Data shown.
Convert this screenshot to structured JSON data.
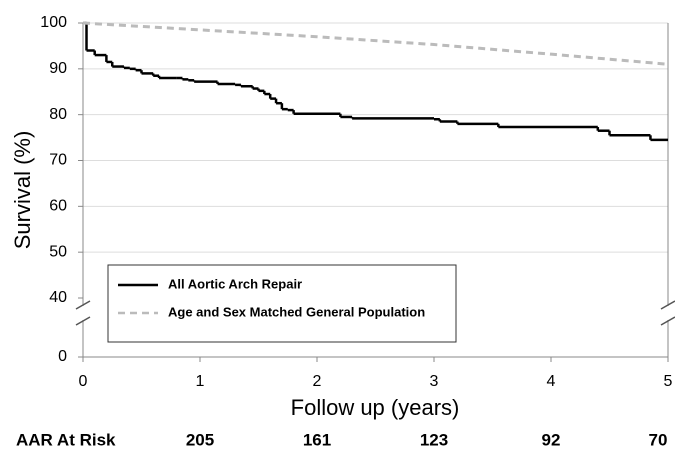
{
  "chart_data": {
    "type": "step-line",
    "x_label": "Follow up (years)",
    "y_label": "Survival (%)",
    "xlim": [
      0,
      5
    ],
    "xticks": [
      0,
      1,
      2,
      3,
      4,
      5
    ],
    "ylim": [
      0,
      100
    ],
    "yticks": [
      0,
      40,
      50,
      60,
      70,
      80,
      90,
      100
    ],
    "y_break": [
      0,
      40
    ],
    "grid": true,
    "legend": "bottom-left",
    "series": [
      {
        "name": "All Aortic Arch Repair",
        "color": "#000000",
        "style": "solid",
        "step": true,
        "x": [
          0,
          0.03,
          0.1,
          0.2,
          0.25,
          0.35,
          0.4,
          0.45,
          0.5,
          0.6,
          0.65,
          0.8,
          0.85,
          0.9,
          0.95,
          1.15,
          1.3,
          1.35,
          1.45,
          1.5,
          1.55,
          1.6,
          1.65,
          1.7,
          1.75,
          1.8,
          2.2,
          2.3,
          3.0,
          3.05,
          3.2,
          3.55,
          4.4,
          4.5,
          4.85
        ],
        "values": [
          100,
          94,
          93,
          91.5,
          90.5,
          90.2,
          90,
          89.7,
          89,
          88.5,
          88,
          88,
          87.7,
          87.5,
          87.2,
          86.7,
          86.5,
          86.2,
          85.7,
          85.2,
          84.5,
          83.5,
          82.5,
          81.2,
          81,
          80.2,
          79.5,
          79.2,
          79,
          78.5,
          78,
          77.3,
          76.5,
          75.5,
          74.5
        ]
      },
      {
        "name": "Age and Sex Matched General Population",
        "color": "#bbbbbb",
        "style": "dashed",
        "step": false,
        "x": [
          0,
          1,
          2,
          3,
          4,
          5
        ],
        "values": [
          100,
          98.5,
          97,
          95.3,
          93.2,
          91
        ]
      }
    ],
    "at_risk": {
      "label": "AAR At Risk",
      "x": [
        1,
        2,
        3,
        4,
        5
      ],
      "values": [
        205,
        161,
        123,
        92,
        70
      ]
    }
  }
}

Required work.
Reproduce each line exactly as it appears, omitting the pictures.

Solution to the problem.
Convert this screenshot to structured JSON data.
{
  "chart_data": {
    "type": "step-line",
    "x_label": "Follow up (years)",
    "y_label": "Survival (%)",
    "xlim": [
      0,
      5
    ],
    "xticks": [
      0,
      1,
      2,
      3,
      4,
      5
    ],
    "ylim": [
      0,
      100
    ],
    "yticks": [
      0,
      40,
      50,
      60,
      70,
      80,
      90,
      100
    ],
    "y_break": [
      0,
      40
    ],
    "grid": true,
    "legend": "bottom-left",
    "series": [
      {
        "name": "All Aortic Arch Repair",
        "color": "#000000",
        "style": "solid",
        "step": true,
        "x": [
          0,
          0.03,
          0.1,
          0.2,
          0.25,
          0.35,
          0.4,
          0.45,
          0.5,
          0.6,
          0.65,
          0.8,
          0.85,
          0.9,
          0.95,
          1.15,
          1.3,
          1.35,
          1.45,
          1.5,
          1.55,
          1.6,
          1.65,
          1.7,
          1.75,
          1.8,
          2.2,
          2.3,
          3.0,
          3.05,
          3.2,
          3.55,
          4.4,
          4.5,
          4.85
        ],
        "values": [
          100,
          94,
          93,
          91.5,
          90.5,
          90.2,
          90,
          89.7,
          89,
          88.5,
          88,
          88,
          87.7,
          87.5,
          87.2,
          86.7,
          86.5,
          86.2,
          85.7,
          85.2,
          84.5,
          83.5,
          82.5,
          81.2,
          81,
          80.2,
          79.5,
          79.2,
          79,
          78.5,
          78,
          77.3,
          76.5,
          75.5,
          74.5
        ]
      },
      {
        "name": "Age and Sex Matched General Population",
        "color": "#bbbbbb",
        "style": "dashed",
        "step": false,
        "x": [
          0,
          1,
          2,
          3,
          4,
          5
        ],
        "values": [
          100,
          98.5,
          97,
          95.3,
          93.2,
          91
        ]
      }
    ],
    "at_risk": {
      "label": "AAR At Risk",
      "x": [
        1,
        2,
        3,
        4,
        5
      ],
      "values": [
        205,
        161,
        123,
        92,
        70
      ]
    }
  }
}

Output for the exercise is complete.